=== Written instruction ===
Copy the data precisely, keeping every character.

=== Dataset records ===
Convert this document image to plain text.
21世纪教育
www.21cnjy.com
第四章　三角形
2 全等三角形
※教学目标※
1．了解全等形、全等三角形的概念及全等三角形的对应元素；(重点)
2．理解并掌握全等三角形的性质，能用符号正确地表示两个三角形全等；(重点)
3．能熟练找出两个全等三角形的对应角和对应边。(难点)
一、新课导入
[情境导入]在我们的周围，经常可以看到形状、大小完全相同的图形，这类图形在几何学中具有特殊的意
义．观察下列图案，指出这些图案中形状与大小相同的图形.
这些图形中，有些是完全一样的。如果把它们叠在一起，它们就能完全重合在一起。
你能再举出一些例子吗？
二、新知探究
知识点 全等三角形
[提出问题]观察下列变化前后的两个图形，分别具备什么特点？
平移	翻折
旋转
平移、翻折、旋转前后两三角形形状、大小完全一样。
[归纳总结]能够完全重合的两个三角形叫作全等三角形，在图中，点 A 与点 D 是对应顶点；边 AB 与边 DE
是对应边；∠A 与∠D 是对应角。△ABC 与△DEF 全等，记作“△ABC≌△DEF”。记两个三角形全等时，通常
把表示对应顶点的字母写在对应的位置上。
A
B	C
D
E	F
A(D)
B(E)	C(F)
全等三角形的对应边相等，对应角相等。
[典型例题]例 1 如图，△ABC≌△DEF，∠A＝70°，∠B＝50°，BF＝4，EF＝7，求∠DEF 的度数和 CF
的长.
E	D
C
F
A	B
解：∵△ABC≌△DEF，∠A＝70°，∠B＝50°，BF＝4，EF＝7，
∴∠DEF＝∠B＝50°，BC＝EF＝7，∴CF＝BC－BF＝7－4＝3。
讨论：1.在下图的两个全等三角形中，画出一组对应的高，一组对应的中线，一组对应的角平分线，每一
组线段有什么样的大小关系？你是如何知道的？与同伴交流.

=== Written answer ===
Convert this document image to plain text.
21世纪教育
www.21cnjy.com
第四章　三角形
2 全等三角形
※教学目标※
1．了解全等形、全等三角形的概念及全等三角形的对应元素；(重点)
2．理解并掌握全等三角形的性质，能用符号正确地表示两个三角形全等；(重点)
3．能熟练找出两个全等三角形的对应角和对应边。(难点)
一、新课导入
[情境导入]在我们的周围，经常可以看到形状、大小完全相同的图形，这类图形在几何学中具有特殊的意
义．观察下列图案，指出这些图案中形状与大小相同的图形.
这些图形中，有些是完全一样的。如果把它们叠在一起，它们就能完全重合在一起。
你能再举出一些例子吗？
二、新知探究
知识点 全等三角形
[提出问题]观察下列变化前后的两个图形，分别具备什么特点？
平移	翻折
旋转
平移、翻折、旋转前后两三角形形状、大小完全一样。
[归纳总结]能够完全重合的两个三角形叫作全等三角形，在图中，点 A 与点 D 是对应顶点；边 AB 与边 DE
是对应边；∠A 与∠D 是对应角。△ABC 与△DEF 全等，记作“△ABC≌△DEF”。记两个三角形全等时，通常
把表示对应顶点的字母写在对应的位置上。
A
B	C
D
E	F
A(D)
B(E)	C(F)
全等三角形的对应边相等，对应角相等。
[典型例题]例 1 如图，△ABC≌△DEF，∠A＝70°，∠B＝50°，BF＝4，EF＝7，求∠DEF 的度数和 CF
的长.
E	D
C
F
A	B
解：∵△ABC≌△DEF，∠A＝70°，∠B＝50°，BF＝4，EF＝7，
∴∠DEF＝∠B＝50°，BC＝EF＝7，∴CF＝BC－BF＝7－4＝3。
讨论：1.在下图的两个全等三角形中，画出一组对应的高，一组对应的中线，一组对应的角平分线，每一
组线段有什么样的大小关系？你是如何知道的？与同伴交流.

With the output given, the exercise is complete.